→ PAGE TEXT:

BEGIN

Microsoft's pre-standards browser is in its final days; half of the web will be broken for IE8 before long.
For those of us who have been cursing the non-standard behavior of Microsoft's browsers on Windows XP -- Internet Explorer versions 6, 7, and 8 -- relief is in sight at long last. Those browsers did things in their own way, and in the days when XP ran on 70 percent or more of desktops, they could not be ignored.
XP's global market share has been declining on a straight line ever since the first beta versions of Windows 7 began appearing early in 2009; it is now at around 25 percent. But XP still hangs on in large numbers in China, where it hovers at 64 percent. And XP maintains a strong presence inside corporations everywhere.
Standards and technical debt
The first big problem with Windows XP is that it is incapable of running Internet Explorer 9 or 10. These are the first Microsoft browsers to do anything but thumb their noses at web standards such as HTML and CSS.
Web developers have been investing extra effort on IE6/7/8 for a decade. At first we figured out CSS hacks to make IE6 behave in reasonable (or at least predictable) ways; or we loaded different style sheets for that browser. The differential loading approach has reached its current peak in Modernizr. More recently we have been writing "shims" in JavaScript that provide new APIs for IE6/7/8, and collecting these in "polyfills."

END

→ DATA EXTRACTS:
BEGIN

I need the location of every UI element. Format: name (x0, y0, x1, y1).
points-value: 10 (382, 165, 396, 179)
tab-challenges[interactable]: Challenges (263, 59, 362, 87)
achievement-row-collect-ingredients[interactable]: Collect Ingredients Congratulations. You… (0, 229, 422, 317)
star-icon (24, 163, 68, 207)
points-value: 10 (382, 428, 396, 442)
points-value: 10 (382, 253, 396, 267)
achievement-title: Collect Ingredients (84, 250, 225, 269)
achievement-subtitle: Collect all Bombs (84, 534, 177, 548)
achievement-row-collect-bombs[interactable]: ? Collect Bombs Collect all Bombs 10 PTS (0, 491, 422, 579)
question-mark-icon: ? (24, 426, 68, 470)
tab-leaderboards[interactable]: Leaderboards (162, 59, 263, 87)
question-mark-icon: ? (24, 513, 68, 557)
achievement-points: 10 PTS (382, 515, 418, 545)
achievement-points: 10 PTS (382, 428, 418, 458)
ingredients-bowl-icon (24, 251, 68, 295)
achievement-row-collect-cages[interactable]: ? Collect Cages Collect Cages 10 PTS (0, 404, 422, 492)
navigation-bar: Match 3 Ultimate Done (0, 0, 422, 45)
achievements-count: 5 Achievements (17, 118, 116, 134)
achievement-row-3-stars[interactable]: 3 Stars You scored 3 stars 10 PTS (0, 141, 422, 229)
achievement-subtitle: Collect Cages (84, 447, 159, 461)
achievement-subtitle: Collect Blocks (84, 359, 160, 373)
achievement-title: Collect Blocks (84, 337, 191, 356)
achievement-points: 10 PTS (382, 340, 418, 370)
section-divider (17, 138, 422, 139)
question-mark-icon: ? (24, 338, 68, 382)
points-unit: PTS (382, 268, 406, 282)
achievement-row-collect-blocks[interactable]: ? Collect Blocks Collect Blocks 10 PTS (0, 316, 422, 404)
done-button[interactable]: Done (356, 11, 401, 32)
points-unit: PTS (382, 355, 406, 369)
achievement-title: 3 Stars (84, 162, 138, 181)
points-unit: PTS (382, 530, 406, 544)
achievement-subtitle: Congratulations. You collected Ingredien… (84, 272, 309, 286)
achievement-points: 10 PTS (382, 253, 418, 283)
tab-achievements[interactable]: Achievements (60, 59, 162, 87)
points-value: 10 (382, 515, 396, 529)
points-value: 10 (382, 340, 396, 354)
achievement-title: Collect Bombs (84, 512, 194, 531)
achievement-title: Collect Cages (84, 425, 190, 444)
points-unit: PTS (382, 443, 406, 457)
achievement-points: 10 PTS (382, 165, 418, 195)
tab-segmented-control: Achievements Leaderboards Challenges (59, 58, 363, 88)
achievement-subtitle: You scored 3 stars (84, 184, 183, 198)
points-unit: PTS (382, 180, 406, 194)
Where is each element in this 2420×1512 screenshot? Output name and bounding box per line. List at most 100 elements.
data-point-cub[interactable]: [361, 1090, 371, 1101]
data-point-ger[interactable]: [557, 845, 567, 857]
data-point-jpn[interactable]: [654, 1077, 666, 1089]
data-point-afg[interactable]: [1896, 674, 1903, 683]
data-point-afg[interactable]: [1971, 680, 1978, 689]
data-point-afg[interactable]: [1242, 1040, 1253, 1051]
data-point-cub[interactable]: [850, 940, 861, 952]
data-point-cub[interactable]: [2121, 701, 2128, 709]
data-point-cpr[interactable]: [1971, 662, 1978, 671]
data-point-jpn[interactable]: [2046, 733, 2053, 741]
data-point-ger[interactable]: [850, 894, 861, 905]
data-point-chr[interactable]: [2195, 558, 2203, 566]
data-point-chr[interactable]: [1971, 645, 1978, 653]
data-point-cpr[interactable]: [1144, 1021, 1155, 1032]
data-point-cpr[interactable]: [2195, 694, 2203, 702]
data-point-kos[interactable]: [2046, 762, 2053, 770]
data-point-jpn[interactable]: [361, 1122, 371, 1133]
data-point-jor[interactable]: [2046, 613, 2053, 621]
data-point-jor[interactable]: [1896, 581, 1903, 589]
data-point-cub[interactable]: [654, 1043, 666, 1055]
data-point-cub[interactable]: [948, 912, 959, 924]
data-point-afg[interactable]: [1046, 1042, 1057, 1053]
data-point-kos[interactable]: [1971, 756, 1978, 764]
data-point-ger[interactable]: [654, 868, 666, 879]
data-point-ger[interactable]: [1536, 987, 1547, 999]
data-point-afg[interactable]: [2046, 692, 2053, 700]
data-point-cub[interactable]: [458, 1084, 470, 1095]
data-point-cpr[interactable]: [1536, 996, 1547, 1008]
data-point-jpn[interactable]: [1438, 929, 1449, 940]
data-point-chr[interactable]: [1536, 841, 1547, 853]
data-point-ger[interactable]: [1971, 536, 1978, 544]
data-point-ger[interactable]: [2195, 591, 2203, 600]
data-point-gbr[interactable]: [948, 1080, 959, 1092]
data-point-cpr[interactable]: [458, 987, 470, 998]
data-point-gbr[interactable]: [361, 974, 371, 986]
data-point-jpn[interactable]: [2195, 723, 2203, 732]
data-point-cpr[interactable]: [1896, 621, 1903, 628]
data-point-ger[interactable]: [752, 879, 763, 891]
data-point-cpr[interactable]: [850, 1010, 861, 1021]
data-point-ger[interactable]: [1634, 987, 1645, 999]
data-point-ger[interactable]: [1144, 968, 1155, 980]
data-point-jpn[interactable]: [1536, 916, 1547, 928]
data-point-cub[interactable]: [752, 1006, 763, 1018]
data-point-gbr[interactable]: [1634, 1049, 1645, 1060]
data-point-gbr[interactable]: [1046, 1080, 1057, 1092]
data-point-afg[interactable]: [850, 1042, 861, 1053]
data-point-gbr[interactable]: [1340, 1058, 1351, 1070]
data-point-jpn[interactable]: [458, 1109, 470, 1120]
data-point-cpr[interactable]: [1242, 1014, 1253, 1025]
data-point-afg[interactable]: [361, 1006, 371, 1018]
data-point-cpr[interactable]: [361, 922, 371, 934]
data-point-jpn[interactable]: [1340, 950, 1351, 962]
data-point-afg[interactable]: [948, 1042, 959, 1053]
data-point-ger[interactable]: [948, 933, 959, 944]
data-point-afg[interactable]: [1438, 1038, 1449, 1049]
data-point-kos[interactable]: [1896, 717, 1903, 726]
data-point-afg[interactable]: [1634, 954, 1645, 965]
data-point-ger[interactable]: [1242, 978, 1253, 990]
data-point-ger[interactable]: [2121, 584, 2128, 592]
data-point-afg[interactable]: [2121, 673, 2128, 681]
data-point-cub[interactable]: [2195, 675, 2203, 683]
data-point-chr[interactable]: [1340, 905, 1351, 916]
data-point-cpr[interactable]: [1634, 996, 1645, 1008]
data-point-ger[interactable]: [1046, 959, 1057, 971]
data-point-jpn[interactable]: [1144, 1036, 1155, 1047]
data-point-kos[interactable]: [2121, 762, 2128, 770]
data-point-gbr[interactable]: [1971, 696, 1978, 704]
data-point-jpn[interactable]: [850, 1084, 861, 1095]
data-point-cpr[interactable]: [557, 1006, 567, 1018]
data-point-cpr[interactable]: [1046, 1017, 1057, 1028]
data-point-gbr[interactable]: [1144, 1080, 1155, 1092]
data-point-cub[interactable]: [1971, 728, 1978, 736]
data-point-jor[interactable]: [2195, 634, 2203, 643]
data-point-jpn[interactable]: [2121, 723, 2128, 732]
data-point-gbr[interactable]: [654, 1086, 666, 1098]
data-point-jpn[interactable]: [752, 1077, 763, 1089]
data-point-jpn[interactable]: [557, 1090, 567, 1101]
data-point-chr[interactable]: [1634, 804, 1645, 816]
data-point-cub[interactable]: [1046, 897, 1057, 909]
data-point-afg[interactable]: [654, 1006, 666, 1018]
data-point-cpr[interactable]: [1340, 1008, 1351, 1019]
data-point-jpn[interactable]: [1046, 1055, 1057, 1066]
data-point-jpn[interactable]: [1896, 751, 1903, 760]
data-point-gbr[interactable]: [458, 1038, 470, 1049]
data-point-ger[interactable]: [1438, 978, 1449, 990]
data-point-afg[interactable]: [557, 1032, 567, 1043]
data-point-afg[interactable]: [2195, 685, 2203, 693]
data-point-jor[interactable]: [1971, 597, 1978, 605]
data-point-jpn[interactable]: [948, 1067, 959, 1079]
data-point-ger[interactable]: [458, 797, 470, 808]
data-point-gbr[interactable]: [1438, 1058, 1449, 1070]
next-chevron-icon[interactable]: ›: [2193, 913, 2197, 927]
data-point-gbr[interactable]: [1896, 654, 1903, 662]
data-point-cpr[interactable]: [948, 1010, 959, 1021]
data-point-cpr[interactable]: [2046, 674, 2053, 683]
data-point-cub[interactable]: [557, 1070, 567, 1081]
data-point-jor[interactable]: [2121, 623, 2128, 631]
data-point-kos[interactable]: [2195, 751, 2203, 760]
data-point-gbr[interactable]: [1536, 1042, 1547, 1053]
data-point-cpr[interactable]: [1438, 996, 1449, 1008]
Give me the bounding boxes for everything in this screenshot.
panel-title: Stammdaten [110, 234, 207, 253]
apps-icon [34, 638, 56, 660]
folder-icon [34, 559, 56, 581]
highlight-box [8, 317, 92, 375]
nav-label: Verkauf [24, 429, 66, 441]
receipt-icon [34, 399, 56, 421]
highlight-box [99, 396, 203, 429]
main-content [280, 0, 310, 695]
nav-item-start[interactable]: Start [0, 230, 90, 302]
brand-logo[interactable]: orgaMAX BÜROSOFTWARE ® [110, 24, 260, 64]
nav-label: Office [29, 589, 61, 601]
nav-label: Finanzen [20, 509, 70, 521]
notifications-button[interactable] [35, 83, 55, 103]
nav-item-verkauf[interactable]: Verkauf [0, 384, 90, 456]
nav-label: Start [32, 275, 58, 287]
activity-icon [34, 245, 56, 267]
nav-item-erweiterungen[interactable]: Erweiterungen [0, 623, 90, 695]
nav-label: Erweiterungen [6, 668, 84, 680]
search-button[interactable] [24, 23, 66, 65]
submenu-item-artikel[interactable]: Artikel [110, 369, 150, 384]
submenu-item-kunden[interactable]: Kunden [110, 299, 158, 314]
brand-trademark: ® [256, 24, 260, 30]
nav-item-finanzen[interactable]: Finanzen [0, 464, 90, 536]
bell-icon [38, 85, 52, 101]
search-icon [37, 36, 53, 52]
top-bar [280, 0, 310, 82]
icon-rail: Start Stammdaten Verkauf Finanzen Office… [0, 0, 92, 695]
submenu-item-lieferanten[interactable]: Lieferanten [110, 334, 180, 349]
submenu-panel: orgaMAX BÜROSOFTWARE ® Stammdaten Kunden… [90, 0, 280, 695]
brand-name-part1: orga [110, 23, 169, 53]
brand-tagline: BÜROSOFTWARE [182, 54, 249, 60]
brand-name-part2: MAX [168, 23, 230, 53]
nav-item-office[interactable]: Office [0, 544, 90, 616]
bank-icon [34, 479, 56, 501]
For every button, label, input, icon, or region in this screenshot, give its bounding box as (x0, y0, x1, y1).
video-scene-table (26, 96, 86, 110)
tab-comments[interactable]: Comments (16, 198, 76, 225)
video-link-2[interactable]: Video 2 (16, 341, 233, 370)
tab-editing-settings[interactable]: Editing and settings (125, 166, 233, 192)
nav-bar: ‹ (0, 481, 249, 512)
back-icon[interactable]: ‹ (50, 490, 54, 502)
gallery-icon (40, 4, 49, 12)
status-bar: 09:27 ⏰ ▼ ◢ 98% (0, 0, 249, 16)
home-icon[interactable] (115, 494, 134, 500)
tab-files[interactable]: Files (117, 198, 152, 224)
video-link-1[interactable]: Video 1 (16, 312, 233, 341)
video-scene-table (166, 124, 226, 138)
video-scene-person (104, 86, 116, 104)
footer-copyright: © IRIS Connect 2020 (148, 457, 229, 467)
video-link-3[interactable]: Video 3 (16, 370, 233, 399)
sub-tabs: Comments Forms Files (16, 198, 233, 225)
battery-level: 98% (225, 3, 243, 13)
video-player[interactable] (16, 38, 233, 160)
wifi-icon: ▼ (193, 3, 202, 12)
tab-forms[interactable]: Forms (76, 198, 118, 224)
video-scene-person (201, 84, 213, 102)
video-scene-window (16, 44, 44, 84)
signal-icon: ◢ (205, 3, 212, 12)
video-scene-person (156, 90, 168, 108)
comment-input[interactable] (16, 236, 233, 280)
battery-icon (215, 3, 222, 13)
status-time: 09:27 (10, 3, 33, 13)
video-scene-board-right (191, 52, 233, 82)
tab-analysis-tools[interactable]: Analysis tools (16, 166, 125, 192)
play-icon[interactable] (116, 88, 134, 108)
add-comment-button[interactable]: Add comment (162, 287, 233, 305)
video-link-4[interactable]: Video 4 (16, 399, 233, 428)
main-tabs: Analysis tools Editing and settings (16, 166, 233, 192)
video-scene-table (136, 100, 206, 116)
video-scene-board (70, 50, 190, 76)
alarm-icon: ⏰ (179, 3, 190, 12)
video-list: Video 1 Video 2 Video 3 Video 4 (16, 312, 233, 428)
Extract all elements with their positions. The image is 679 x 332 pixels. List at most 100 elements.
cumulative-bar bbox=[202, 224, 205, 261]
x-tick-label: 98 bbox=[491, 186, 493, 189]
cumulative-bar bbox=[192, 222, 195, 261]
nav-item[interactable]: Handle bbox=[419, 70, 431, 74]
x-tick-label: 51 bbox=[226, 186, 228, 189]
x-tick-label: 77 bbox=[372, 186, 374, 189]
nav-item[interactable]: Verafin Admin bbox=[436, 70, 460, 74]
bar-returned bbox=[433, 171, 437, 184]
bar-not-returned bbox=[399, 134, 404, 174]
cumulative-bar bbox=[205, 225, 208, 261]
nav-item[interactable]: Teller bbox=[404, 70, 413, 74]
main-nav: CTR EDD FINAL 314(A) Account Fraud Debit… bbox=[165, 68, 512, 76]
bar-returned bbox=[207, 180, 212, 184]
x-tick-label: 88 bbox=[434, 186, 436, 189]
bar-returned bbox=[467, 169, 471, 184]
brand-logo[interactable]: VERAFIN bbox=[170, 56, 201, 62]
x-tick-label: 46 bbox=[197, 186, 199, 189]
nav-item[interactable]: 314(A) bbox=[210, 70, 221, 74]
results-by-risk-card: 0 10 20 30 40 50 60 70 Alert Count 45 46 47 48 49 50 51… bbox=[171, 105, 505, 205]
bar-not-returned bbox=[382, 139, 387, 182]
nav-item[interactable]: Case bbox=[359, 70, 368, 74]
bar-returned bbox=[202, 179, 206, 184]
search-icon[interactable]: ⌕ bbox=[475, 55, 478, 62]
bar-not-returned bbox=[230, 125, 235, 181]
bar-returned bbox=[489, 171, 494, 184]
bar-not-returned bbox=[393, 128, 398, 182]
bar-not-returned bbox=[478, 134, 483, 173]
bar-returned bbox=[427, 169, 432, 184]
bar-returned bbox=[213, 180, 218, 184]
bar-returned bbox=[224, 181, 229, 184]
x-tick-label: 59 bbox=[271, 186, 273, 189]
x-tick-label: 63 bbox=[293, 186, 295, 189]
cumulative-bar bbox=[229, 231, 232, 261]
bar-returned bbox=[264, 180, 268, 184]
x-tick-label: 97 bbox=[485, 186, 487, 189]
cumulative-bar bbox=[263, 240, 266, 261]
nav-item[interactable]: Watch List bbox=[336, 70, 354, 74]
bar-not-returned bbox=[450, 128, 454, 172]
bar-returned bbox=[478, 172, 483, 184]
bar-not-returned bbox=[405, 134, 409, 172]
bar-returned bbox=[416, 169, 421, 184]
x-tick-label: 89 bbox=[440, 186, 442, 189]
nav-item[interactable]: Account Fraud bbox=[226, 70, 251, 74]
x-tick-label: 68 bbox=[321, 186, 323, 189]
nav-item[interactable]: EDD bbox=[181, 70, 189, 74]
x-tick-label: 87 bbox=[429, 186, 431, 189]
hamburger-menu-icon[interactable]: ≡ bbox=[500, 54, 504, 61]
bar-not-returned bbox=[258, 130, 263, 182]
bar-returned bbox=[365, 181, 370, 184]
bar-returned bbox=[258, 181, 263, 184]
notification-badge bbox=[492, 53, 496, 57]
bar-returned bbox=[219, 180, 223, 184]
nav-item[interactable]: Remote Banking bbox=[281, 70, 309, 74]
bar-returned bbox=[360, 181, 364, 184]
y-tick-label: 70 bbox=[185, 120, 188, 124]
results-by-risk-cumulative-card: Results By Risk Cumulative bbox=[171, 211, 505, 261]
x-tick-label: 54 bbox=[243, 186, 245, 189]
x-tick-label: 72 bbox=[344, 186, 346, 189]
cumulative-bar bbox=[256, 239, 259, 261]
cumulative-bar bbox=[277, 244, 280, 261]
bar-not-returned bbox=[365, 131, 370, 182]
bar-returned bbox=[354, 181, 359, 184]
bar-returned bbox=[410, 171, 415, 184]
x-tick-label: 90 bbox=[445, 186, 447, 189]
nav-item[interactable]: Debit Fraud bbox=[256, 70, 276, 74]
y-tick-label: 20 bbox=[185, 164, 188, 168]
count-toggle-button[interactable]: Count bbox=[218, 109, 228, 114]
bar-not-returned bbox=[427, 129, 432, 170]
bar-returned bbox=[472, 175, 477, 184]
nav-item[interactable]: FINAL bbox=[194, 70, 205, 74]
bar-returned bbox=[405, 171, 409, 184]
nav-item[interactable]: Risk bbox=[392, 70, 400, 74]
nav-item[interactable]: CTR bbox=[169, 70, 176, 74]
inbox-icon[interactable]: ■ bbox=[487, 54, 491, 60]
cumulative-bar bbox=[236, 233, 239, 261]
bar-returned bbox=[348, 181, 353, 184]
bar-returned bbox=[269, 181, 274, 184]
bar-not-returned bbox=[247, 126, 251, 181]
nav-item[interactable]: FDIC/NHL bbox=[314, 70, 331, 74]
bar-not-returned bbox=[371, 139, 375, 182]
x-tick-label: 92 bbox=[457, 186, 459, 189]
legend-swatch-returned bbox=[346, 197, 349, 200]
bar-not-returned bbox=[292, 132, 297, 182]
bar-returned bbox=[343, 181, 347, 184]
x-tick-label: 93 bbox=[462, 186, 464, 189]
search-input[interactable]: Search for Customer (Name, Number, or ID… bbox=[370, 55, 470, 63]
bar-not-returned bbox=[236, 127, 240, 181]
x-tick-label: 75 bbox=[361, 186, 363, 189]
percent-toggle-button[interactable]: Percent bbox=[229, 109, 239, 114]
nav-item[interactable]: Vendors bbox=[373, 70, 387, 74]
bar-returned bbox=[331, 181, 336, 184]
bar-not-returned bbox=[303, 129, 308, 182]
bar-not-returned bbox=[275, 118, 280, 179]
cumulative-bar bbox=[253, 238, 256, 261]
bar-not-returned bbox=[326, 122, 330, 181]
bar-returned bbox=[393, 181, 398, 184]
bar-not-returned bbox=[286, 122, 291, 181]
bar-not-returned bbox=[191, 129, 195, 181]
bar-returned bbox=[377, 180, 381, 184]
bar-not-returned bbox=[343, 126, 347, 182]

END

→ REQUIRED TASKS:
(a) Check three statements against the Internet Explorer text above the rows: (i) XP holds about 64 percent of the market in China; (ii) Windows XP can run Internet Explorer 9; (iii) web developers have spent five years putting extra work into IE6/7/8. Answer yes or no for each, and quote the words from the text that decide it.
(b) Write the next part of the Internet Explorer text, picking up after its last sentence.

→ LIST OF ANSWERS:
(a)
(i) Yes: "where it hovers at 64 percent"
(ii) No: "it is incapable of running Internet Explorer 9 or 10"
(iii) No: "Web developers have been investing extra effort on IE6/7/8 for a decade"

(b)
This all costs effort and money. As Troy Hunt points out in his blog post exploring the present and future of Microsoft's non-standard browsers on Windows XP, this effort represents "technical debt" that a project will carry with it for years, long after IE6/7/8 have faded away.
XP support
For corporations currently still reliant on XP, the largest issue now looming is that Microsoft will end support for the OS on April 8, 2014. No more security patches, no more free or paid support of any kind. This represents an intolerable situation for the risk-averse.
Those companies that did not make the (relatively) easy jump to Windows 7 beginning 3-1/2 years ago are now contemplating the vastly larger effort of converting to Windows 8. Many are thinking the unthinkable: is it time to abandon desktop computers altogether? Can we live with Google Chrome? Android tablets? How about OS X and iOS?
The jQuery factor
The most immediate circumstance that will force these laggard companies' hands to get them off of XP will be the advent of jQuery 2.0. Version 1.9 of the ubiquitous JavaScript toolkit has been released, and version 2.0 will follow very soon. As last summer's jQuery roadmap explained, version 2.0
"will support the same APIs as jQuery 1.9 does, but removes support for IE 6/7/8 oddities such as borked event model, IE7 'attroperties,' HTML5 shims, etc." While developers will be able to detect
what the project calls "oldIE" and alternatively load jQuery 1.9, many projects won't bother. Now, just about half the web uses jQuery. Users of IE6/7/8 on XP are going to experience a progressive degradation of their Internet experience as 2013 unfolds.
Just hang on a little bit longer. The long nightmare that is IE6/7/8 is drawing to a close.